The task:
Scan the records below for the word "involves" and give only the number of lines that hold it.

Working data:

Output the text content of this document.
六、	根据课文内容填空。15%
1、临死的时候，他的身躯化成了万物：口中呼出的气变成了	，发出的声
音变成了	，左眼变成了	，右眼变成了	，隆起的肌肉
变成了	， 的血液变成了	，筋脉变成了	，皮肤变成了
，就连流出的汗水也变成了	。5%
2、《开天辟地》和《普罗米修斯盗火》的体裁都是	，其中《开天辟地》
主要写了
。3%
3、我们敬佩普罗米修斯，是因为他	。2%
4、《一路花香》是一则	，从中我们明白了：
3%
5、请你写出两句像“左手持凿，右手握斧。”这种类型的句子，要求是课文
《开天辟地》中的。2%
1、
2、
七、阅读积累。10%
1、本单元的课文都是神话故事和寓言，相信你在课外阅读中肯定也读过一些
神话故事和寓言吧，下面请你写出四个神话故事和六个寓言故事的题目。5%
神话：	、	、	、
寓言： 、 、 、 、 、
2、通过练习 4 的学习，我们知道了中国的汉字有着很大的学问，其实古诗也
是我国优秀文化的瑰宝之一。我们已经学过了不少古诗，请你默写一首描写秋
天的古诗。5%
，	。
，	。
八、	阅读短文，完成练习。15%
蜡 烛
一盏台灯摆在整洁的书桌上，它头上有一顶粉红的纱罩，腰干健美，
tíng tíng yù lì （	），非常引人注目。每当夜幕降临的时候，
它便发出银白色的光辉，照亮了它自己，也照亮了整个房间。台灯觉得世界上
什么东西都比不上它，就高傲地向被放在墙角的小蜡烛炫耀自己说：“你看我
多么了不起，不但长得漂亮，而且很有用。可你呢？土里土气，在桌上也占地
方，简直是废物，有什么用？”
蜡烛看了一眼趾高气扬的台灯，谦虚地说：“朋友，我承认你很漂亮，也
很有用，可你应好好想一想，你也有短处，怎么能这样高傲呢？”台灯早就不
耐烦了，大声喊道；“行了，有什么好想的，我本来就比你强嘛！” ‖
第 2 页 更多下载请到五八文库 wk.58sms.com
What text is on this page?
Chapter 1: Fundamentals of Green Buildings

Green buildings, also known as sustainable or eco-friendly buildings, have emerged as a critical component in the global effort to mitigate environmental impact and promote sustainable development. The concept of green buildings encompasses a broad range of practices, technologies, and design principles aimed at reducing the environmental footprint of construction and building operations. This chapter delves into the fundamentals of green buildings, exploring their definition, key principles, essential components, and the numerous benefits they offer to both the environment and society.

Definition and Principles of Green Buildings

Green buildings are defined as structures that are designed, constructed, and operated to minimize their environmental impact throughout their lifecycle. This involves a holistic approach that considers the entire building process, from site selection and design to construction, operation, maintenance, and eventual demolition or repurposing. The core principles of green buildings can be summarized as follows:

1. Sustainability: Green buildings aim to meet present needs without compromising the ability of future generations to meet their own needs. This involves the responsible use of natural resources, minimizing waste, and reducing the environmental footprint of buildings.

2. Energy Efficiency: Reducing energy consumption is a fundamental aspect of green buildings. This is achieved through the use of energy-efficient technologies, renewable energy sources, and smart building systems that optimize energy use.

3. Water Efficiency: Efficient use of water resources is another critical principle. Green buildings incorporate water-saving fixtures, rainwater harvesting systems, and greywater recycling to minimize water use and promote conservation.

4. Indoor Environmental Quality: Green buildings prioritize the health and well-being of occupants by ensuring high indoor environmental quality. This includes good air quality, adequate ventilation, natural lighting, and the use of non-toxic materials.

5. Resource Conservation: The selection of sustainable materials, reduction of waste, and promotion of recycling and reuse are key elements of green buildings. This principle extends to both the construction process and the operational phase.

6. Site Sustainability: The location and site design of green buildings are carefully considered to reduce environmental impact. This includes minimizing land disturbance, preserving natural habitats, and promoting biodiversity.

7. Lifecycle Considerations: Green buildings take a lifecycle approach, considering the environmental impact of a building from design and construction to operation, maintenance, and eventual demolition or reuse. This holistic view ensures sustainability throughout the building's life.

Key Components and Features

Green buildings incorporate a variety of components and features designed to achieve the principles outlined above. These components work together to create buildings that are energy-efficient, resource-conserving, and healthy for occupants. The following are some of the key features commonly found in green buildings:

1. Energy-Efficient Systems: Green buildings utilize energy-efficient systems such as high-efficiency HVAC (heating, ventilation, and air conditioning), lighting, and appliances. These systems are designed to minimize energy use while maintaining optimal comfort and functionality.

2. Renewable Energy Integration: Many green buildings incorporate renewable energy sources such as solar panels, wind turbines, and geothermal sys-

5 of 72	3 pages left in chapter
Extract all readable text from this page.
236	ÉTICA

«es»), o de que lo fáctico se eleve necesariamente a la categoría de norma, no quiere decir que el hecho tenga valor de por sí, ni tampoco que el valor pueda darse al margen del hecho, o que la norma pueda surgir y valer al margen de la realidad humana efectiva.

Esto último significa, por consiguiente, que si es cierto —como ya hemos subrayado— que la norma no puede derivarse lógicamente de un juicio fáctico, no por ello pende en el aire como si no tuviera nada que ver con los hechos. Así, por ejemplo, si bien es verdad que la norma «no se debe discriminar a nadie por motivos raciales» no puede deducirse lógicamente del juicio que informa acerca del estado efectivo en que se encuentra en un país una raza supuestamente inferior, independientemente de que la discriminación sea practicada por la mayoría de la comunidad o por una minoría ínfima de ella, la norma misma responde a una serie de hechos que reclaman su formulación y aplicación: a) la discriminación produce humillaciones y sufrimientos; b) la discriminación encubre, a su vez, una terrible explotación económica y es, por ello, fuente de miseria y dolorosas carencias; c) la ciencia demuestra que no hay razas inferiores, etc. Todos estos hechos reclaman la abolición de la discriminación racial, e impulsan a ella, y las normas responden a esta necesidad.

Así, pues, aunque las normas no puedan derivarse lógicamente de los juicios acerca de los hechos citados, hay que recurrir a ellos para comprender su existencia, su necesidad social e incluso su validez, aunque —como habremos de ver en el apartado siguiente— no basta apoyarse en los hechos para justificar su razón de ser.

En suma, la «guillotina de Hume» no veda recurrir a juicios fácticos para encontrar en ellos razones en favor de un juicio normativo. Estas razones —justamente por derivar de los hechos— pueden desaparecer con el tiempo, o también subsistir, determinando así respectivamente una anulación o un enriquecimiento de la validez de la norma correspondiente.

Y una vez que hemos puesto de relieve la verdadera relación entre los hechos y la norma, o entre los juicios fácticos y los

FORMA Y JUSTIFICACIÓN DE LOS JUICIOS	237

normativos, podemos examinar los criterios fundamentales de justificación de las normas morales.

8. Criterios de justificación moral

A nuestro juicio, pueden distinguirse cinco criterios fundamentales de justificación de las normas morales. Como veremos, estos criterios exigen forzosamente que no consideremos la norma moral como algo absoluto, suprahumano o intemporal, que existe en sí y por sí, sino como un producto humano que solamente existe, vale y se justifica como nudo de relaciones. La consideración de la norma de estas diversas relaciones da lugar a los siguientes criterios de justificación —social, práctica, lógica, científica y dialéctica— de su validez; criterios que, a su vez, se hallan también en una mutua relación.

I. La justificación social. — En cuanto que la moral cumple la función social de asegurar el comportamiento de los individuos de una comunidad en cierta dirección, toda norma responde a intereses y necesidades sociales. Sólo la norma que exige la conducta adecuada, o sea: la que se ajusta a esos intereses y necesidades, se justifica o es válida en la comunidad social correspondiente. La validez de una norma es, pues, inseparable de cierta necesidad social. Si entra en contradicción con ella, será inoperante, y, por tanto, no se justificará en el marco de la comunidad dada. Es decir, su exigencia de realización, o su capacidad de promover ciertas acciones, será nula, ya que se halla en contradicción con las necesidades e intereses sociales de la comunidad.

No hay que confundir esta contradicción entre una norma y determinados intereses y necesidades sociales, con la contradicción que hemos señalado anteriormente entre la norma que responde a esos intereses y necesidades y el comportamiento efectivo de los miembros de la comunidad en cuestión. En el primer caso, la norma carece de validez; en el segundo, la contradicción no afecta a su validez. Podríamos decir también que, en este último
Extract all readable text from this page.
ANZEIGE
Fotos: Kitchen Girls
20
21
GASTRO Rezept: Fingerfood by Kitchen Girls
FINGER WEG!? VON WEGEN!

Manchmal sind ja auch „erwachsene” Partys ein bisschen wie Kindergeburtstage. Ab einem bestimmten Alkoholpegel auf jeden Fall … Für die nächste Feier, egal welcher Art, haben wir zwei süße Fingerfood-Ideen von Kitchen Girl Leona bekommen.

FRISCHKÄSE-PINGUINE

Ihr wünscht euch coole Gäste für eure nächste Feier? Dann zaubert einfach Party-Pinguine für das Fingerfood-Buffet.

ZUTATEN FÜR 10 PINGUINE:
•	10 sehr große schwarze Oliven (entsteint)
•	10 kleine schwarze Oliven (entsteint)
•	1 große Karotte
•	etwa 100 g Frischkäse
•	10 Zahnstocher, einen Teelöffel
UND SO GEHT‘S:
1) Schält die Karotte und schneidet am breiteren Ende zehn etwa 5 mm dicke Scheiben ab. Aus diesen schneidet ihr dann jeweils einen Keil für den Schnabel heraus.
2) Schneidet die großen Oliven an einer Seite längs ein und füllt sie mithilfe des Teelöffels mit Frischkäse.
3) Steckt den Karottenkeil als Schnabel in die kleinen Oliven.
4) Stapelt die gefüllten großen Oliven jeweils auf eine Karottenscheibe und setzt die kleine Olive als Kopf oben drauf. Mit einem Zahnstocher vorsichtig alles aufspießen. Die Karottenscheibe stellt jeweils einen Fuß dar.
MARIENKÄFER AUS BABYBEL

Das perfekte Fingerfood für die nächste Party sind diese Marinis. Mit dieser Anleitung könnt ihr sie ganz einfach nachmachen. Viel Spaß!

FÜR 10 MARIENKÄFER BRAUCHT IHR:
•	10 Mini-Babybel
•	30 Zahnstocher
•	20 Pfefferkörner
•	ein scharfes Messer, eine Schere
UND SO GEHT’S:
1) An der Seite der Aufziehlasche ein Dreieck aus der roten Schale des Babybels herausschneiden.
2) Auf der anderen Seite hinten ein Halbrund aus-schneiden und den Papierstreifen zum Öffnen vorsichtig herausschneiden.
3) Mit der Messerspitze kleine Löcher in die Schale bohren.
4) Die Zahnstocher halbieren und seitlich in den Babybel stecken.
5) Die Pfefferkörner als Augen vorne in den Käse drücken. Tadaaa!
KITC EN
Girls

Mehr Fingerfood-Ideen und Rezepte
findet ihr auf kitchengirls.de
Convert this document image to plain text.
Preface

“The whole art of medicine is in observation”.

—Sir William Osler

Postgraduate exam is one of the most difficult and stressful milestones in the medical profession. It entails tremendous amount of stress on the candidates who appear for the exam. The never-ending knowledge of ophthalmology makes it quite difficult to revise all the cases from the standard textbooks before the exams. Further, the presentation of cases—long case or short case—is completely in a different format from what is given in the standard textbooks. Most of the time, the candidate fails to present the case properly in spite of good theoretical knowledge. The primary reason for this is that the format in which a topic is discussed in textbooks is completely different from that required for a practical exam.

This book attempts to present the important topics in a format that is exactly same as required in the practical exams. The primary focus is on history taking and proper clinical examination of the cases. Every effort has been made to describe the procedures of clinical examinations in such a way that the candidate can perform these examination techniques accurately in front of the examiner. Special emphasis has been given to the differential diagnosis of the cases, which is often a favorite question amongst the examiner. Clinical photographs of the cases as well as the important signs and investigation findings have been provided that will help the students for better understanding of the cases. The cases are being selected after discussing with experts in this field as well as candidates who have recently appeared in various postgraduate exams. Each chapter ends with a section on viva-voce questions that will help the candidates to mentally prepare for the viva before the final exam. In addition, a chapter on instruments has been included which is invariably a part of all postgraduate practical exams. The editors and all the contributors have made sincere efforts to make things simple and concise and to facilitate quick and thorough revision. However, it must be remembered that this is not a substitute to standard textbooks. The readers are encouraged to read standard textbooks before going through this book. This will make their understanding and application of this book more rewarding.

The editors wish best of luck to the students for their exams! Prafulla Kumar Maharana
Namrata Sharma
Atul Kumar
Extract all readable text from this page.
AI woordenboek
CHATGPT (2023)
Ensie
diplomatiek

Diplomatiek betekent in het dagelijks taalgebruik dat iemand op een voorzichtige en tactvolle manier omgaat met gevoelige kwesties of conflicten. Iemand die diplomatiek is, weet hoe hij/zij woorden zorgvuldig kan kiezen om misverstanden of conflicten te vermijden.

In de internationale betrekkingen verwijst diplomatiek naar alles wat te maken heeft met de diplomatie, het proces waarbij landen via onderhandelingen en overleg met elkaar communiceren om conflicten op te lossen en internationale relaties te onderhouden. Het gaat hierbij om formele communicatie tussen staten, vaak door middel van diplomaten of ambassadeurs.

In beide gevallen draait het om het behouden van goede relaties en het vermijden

Response:
2